▶ _Work to do_
Extract the text of each entry below exactly, leaving every image behind.

▶ _Dataset extract_
◆ ◆ ◆ ◆
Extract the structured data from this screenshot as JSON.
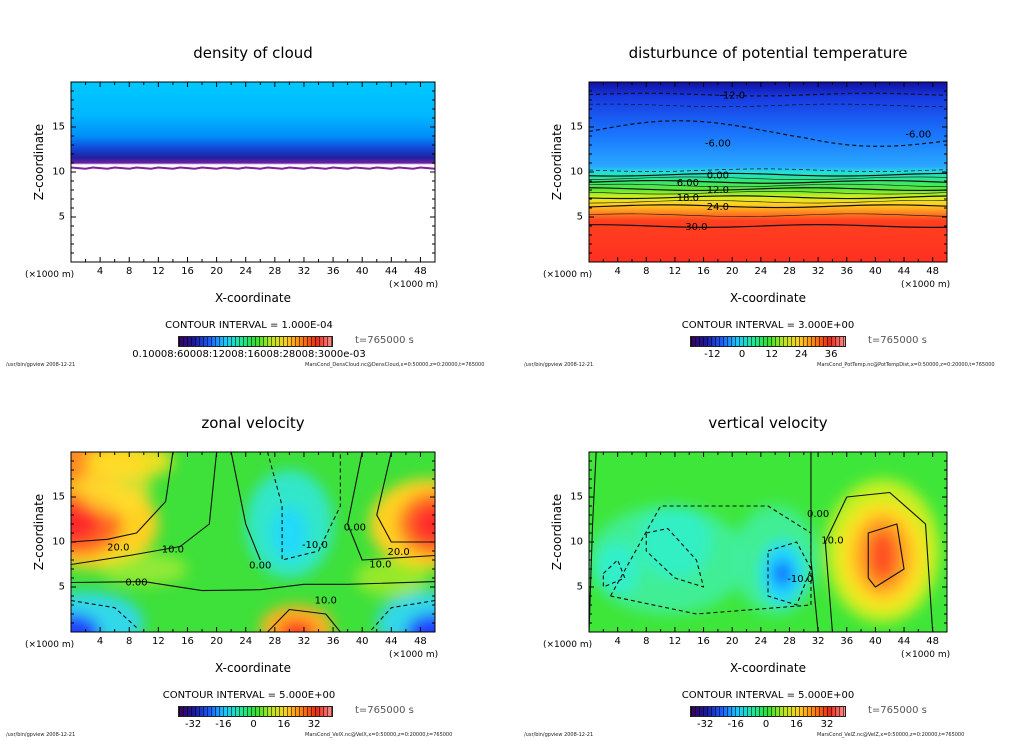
{
  "chart_data": [
    {
      "type": "heatmap",
      "title": "density of cloud",
      "xlabel": "X-coordinate",
      "ylabel": "Z-coordinate",
      "x_unit": "(×1000 m)",
      "z_unit": "(×1000 m)",
      "xlim": [
        0,
        50
      ],
      "ylim": [
        0,
        20
      ],
      "xticks": [
        4,
        8,
        12,
        16,
        20,
        24,
        28,
        32,
        36,
        40,
        44,
        48
      ],
      "yticks": [
        5,
        10,
        15
      ],
      "contour_interval": "CONTOUR INTERVAL = 1.000E-04",
      "colorbar_labels": "0.10008:60008:12008:16008:28008:3000e-03",
      "time": "t=765000 s",
      "footer_left": "/usr/bin/gpview  2008-12-21",
      "footer_right": "MarsCond_DensCloud.nc@DensCloud,x=0:50000,z=0:20000,t=765000",
      "field": "cloud layer above z≈10.5 km, densest at cloud base (purple), empty (white) below",
      "contour_labels": []
    },
    {
      "type": "heatmap",
      "title": "disturbunce of potential temperature",
      "xlabel": "X-coordinate",
      "ylabel": "Z-coordinate",
      "x_unit": "(×1000 m)",
      "z_unit": "(×1000 m)",
      "xlim": [
        0,
        50
      ],
      "ylim": [
        0,
        20
      ],
      "xticks": [
        4,
        8,
        12,
        16,
        20,
        24,
        28,
        32,
        36,
        40,
        44,
        48
      ],
      "yticks": [
        5,
        10,
        15
      ],
      "contour_interval": "CONTOUR INTERVAL = 3.000E+00",
      "colorbar_ticks": [
        -12,
        0,
        12,
        24,
        36
      ],
      "colorbar_range": [
        -21,
        42
      ],
      "time": "t=765000 s",
      "footer_left": "/usr/bin/gpview  2008-12-21",
      "footer_right": "MarsCond_PotTemp.nc@PotTempDist,x=0:50000,z=0:20000,t=765000",
      "contour_labels": [
        {
          "text": "-12.0",
          "x": 20,
          "z": 18.6
        },
        {
          "text": "-6.00",
          "x": 18,
          "z": 13.3
        },
        {
          "text": "-6.00",
          "x": 46,
          "z": 14.3
        },
        {
          "text": "0.00",
          "x": 18,
          "z": 9.7
        },
        {
          "text": "6.00",
          "x": 18,
          "z": 8.9
        },
        {
          "text": "12.0",
          "x": 18,
          "z": 8.1
        },
        {
          "text": "18.0",
          "x": 18,
          "z": 7.2
        },
        {
          "text": "24.0",
          "x": 18,
          "z": 6.2
        },
        {
          "text": "30.0",
          "x": 15,
          "z": 4.0
        }
      ]
    },
    {
      "type": "heatmap",
      "title": "zonal velocity",
      "xlabel": "X-coordinate",
      "ylabel": "Z-coordinate",
      "x_unit": "(×1000 m)",
      "z_unit": "(×1000 m)",
      "xlim": [
        0,
        50
      ],
      "ylim": [
        0,
        20
      ],
      "xticks": [
        4,
        8,
        12,
        16,
        20,
        24,
        28,
        32,
        36,
        40,
        44,
        48
      ],
      "yticks": [
        5,
        10,
        15
      ],
      "contour_interval": "CONTOUR INTERVAL = 5.000E+00",
      "colorbar_ticks": [
        -32,
        -16,
        0,
        16,
        32
      ],
      "colorbar_range": [
        -40,
        42
      ],
      "time": "t=765000 s",
      "footer_left": "/usr/bin/gpview  2008-12-21",
      "footer_right": "MarsCond_VelX.nc@VelX,x=0:50000,z=0:20000,t=765000",
      "contour_labels": [
        {
          "text": "20.0",
          "x": 6.5,
          "z": 9.5
        },
        {
          "text": "10.0",
          "x": 14,
          "z": 9.3
        },
        {
          "text": "0.00",
          "x": 9,
          "z": 5.6
        },
        {
          "text": "0.00",
          "x": 26,
          "z": 7.5
        },
        {
          "text": "-10.0",
          "x": 33.5,
          "z": 9.8
        },
        {
          "text": "0.00",
          "x": 39,
          "z": 11.7
        },
        {
          "text": "20.0",
          "x": 45,
          "z": 9.0
        },
        {
          "text": "10.0",
          "x": 42.5,
          "z": 7.6
        },
        {
          "text": "10.0",
          "x": 35,
          "z": 3.6
        }
      ]
    },
    {
      "type": "heatmap",
      "title": "vertical velocity",
      "xlabel": "X-coordinate",
      "ylabel": "Z-coordinate",
      "x_unit": "(×1000 m)",
      "z_unit": "(×1000 m)",
      "xlim": [
        0,
        50
      ],
      "ylim": [
        0,
        20
      ],
      "xticks": [
        4,
        8,
        12,
        16,
        20,
        24,
        28,
        32,
        36,
        40,
        44,
        48
      ],
      "yticks": [
        5,
        10,
        15
      ],
      "contour_interval": "CONTOUR INTERVAL = 5.000E+00",
      "colorbar_ticks": [
        -32,
        -16,
        0,
        16,
        32
      ],
      "colorbar_range": [
        -40,
        42
      ],
      "time": "t=765000 s",
      "footer_left": "/usr/bin/gpview  2008-12-21",
      "footer_right": "MarsCond_VelZ.nc@VelZ,x=0:50000,z=0:20000,t=765000",
      "contour_labels": [
        {
          "text": "0.00",
          "x": 32,
          "z": 13.2
        },
        {
          "text": "10.0",
          "x": 34,
          "z": 10.3
        },
        {
          "text": "-10.0",
          "x": 29.5,
          "z": 6.0
        }
      ]
    }
  ]
}
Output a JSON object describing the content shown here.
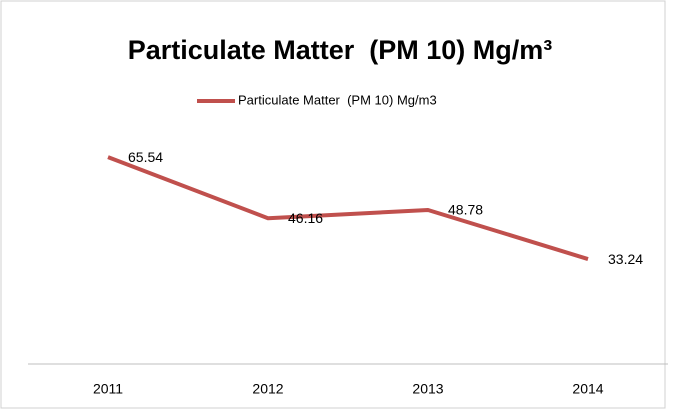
{
  "chart_data": {
    "type": "line",
    "title": "Particulate Matter  (PM 10) Mg/m³",
    "categories": [
      "2011",
      "2012",
      "2013",
      "2014"
    ],
    "series": [
      {
        "name": "Particulate Matter  (PM 10) Mg/m3",
        "color": "#c0504d",
        "values": [
          65.54,
          46.16,
          48.78,
          33.24
        ]
      }
    ],
    "ylim": [
      0,
      70
    ],
    "legend": "top"
  }
}
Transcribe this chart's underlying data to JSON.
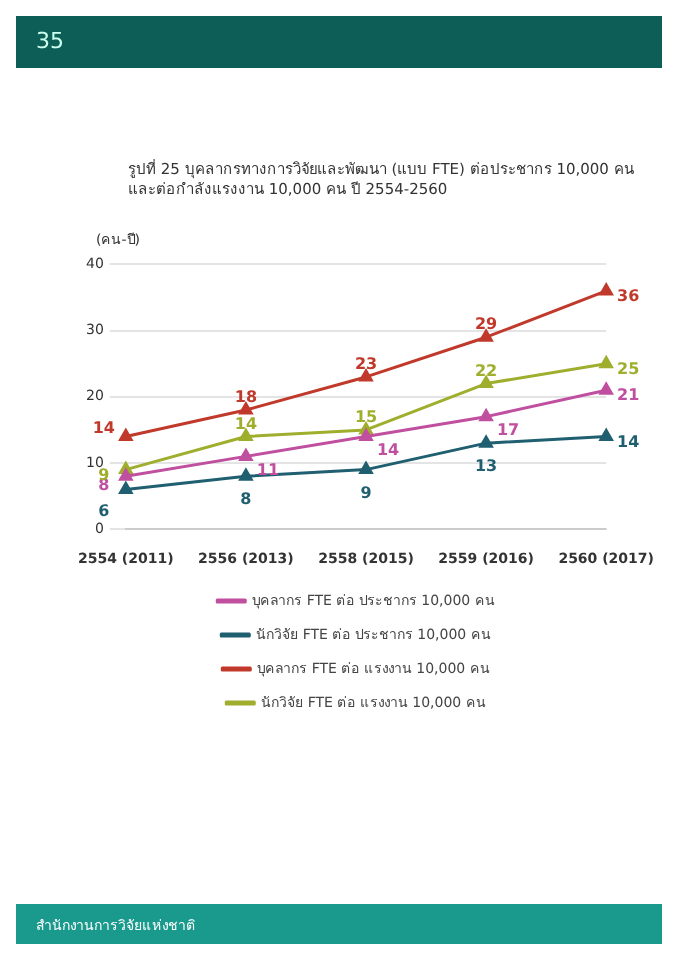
{
  "chart_data": {
    "type": "line",
    "title": "รูปที่ 25 บุคลากรทางการวิจัยและพัฒนา (แบบ FTE) ต่อประชากร 10,000 คน และต่อกำลังแรงงาน 10,000 คน ปี 2554-2560",
    "ylabel": "(คน-ปี)",
    "categories": [
      "2554 (2011)",
      "2556 (2013)",
      "2558 (2015)",
      "2559 (2016)",
      "2560 (2017)"
    ],
    "series": [
      {
        "name": "บุคลากร FTE ต่อ ประชากร 10,000 คน",
        "color": "#c04fa0",
        "values": [
          8,
          11,
          14,
          17,
          21
        ]
      },
      {
        "name": "นักวิจัย FTE ต่อ ประชากร 10,000 คน",
        "color": "#1f5f70",
        "values": [
          6,
          8,
          9,
          13,
          14
        ]
      },
      {
        "name": "บุคลากร FTE ต่อ แรงงาน 10,000 คน",
        "color": "#c0392b",
        "values": [
          14,
          18,
          23,
          29,
          36
        ]
      },
      {
        "name": "นักวิจัย FTE ต่อ แรงงาน 10,000 คน",
        "color": "#9fae2c",
        "values": [
          9,
          14,
          15,
          22,
          25
        ]
      }
    ],
    "ylim": [
      0,
      40
    ],
    "yticks": [
      0,
      10,
      20,
      30,
      40
    ],
    "grid": "y",
    "legend": "bottom",
    "marker": "triangle",
    "line_style": "solid",
    "data_labels": true,
    "annotations": [
      "35",
      "สำนักงานการวิจัยแห่งชาติ"
    ]
  }
}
◆ ◆ ◆ ◆
▶ _Task result_
Extract the structured data from this screenshot as JSON.
{
  "chart_data": [
    {
      "type": "heatmap",
      "title": "density of cloud",
      "xlabel": "X-coordinate",
      "ylabel": "Z-coordinate",
      "x_unit": "(×1000 m)",
      "z_unit": "(×1000 m)",
      "xlim": [
        0,
        50
      ],
      "ylim": [
        0,
        20
      ],
      "xticks": [
        4,
        8,
        12,
        16,
        20,
        24,
        28,
        32,
        36,
        40,
        44,
        48
      ],
      "yticks": [
        5,
        10,
        15
      ],
      "contour_interval": "CONTOUR INTERVAL = 1.000E-04",
      "colorbar_labels": "0.10008:60008:12008:16008:28008:3000e-03",
      "time": "t=765000 s",
      "footer_left": "/usr/bin/gpview  2008-12-21",
      "footer_right": "MarsCond_DensCloud.nc@DensCloud,x=0:50000,z=0:20000,t=765000",
      "field": "cloud layer above z≈10.5 km, densest at cloud base (purple), empty (white) below",
      "contour_labels": []
    },
    {
      "type": "heatmap",
      "title": "disturbunce of potential temperature",
      "xlabel": "X-coordinate",
      "ylabel": "Z-coordinate",
      "x_unit": "(×1000 m)",
      "z_unit": "(×1000 m)",
      "xlim": [
        0,
        50
      ],
      "ylim": [
        0,
        20
      ],
      "xticks": [
        4,
        8,
        12,
        16,
        20,
        24,
        28,
        32,
        36,
        40,
        44,
        48
      ],
      "yticks": [
        5,
        10,
        15
      ],
      "contour_interval": "CONTOUR INTERVAL = 3.000E+00",
      "colorbar_ticks": [
        -12,
        0,
        12,
        24,
        36
      ],
      "colorbar_range": [
        -21,
        42
      ],
      "time": "t=765000 s",
      "footer_left": "/usr/bin/gpview  2008-12-21",
      "footer_right": "MarsCond_PotTemp.nc@PotTempDist,x=0:50000,z=0:20000,t=765000",
      "contour_labels": [
        {
          "text": "-12.0",
          "x": 20,
          "z": 18.6
        },
        {
          "text": "-6.00",
          "x": 18,
          "z": 13.3
        },
        {
          "text": "-6.00",
          "x": 46,
          "z": 14.3
        },
        {
          "text": "0.00",
          "x": 18,
          "z": 9.7
        },
        {
          "text": "6.00",
          "x": 18,
          "z": 8.9
        },
        {
          "text": "12.0",
          "x": 18,
          "z": 8.1
        },
        {
          "text": "18.0",
          "x": 18,
          "z": 7.2
        },
        {
          "text": "24.0",
          "x": 18,
          "z": 6.2
        },
        {
          "text": "30.0",
          "x": 15,
          "z": 4.0
        }
      ]
    },
    {
      "type": "heatmap",
      "title": "zonal velocity",
      "xlabel": "X-coordinate",
      "ylabel": "Z-coordinate",
      "x_unit": "(×1000 m)",
      "z_unit": "(×1000 m)",
      "xlim": [
        0,
        50
      ],
      "ylim": [
        0,
        20
      ],
      "xticks": [
        4,
        8,
        12,
        16,
        20,
        24,
        28,
        32,
        36,
        40,
        44,
        48
      ],
      "yticks": [
        5,
        10,
        15
      ],
      "contour_interval": "CONTOUR INTERVAL = 5.000E+00",
      "colorbar_ticks": [
        -32,
        -16,
        0,
        16,
        32
      ],
      "colorbar_range": [
        -40,
        42
      ],
      "time": "t=765000 s",
      "footer_left": "/usr/bin/gpview  2008-12-21",
      "footer_right": "MarsCond_VelX.nc@VelX,x=0:50000,z=0:20000,t=765000",
      "contour_labels": [
        {
          "text": "20.0",
          "x": 6.5,
          "z": 9.5
        },
        {
          "text": "10.0",
          "x": 14,
          "z": 9.3
        },
        {
          "text": "0.00",
          "x": 9,
          "z": 5.6
        },
        {
          "text": "0.00",
          "x": 26,
          "z": 7.5
        },
        {
          "text": "-10.0",
          "x": 33.5,
          "z": 9.8
        },
        {
          "text": "0.00",
          "x": 39,
          "z": 11.7
        },
        {
          "text": "20.0",
          "x": 45,
          "z": 9.0
        },
        {
          "text": "10.0",
          "x": 42.5,
          "z": 7.6
        },
        {
          "text": "10.0",
          "x": 35,
          "z": 3.6
        }
      ]
    },
    {
      "type": "heatmap",
      "title": "vertical velocity",
      "xlabel": "X-coordinate",
      "ylabel": "Z-coordinate",
      "x_unit": "(×1000 m)",
      "z_unit": "(×1000 m)",
      "xlim": [
        0,
        50
      ],
      "ylim": [
        0,
        20
      ],
      "xticks": [
        4,
        8,
        12,
        16,
        20,
        24,
        28,
        32,
        36,
        40,
        44,
        48
      ],
      "yticks": [
        5,
        10,
        15
      ],
      "contour_interval": "CONTOUR INTERVAL = 5.000E+00",
      "colorbar_ticks": [
        -32,
        -16,
        0,
        16,
        32
      ],
      "colorbar_range": [
        -40,
        42
      ],
      "time": "t=765000 s",
      "footer_left": "/usr/bin/gpview  2008-12-21",
      "footer_right": "MarsCond_VelZ.nc@VelZ,x=0:50000,z=0:20000,t=765000",
      "contour_labels": [
        {
          "text": "0.00",
          "x": 32,
          "z": 13.2
        },
        {
          "text": "10.0",
          "x": 34,
          "z": 10.3
        },
        {
          "text": "-10.0",
          "x": 29.5,
          "z": 6.0
        }
      ]
    }
  ]
}
Output a JSON object describing the content shown here.
{
  "chart_data": {
    "type": "line",
    "title": "Particulate Matter  (PM 10) Mg/m³",
    "categories": [
      "2011",
      "2012",
      "2013",
      "2014"
    ],
    "series": [
      {
        "name": "Particulate Matter  (PM 10) Mg/m3",
        "color": "#c0504d",
        "values": [
          65.54,
          46.16,
          48.78,
          33.24
        ]
      }
    ],
    "ylim": [
      0,
      70
    ],
    "legend": "top"
  }
}
Transcribe this chart's underlying data to JSON.
{
  "chart_data": {
    "type": "line",
    "title": "รูปที่ 25 บุคลากรทางการวิจัยและพัฒนา (แบบ FTE) ต่อประชากร 10,000 คน และต่อกำลังแรงงาน 10,000 คน ปี 2554-2560",
    "ylabel": "(คน-ปี)",
    "categories": [
      "2554 (2011)",
      "2556 (2013)",
      "2558 (2015)",
      "2559 (2016)",
      "2560 (2017)"
    ],
    "series": [
      {
        "name": "บุคลากร FTE ต่อ ประชากร 10,000 คน",
        "color": "#c04fa0",
        "values": [
          8,
          11,
          14,
          17,
          21
        ]
      },
      {
        "name": "นักวิจัย FTE ต่อ ประชากร 10,000 คน",
        "color": "#1f5f70",
        "values": [
          6,
          8,
          9,
          13,
          14
        ]
      },
      {
        "name": "บุคลากร FTE ต่อ แรงงาน 10,000 คน",
        "color": "#c0392b",
        "values": [
          14,
          18,
          23,
          29,
          36
        ]
      },
      {
        "name": "นักวิจัย FTE ต่อ แรงงาน 10,000 คน",
        "color": "#9fae2c",
        "values": [
          9,
          14,
          15,
          22,
          25
        ]
      }
    ],
    "ylim": [
      0,
      40
    ],
    "yticks": [
      0,
      10,
      20,
      30,
      40
    ],
    "grid": "y",
    "legend": "bottom",
    "marker": "triangle",
    "line_style": "solid",
    "data_labels": true,
    "annotations": [
      "35",
      "สำนักงานการวิจัยแห่งชาติ"
    ]
  }
}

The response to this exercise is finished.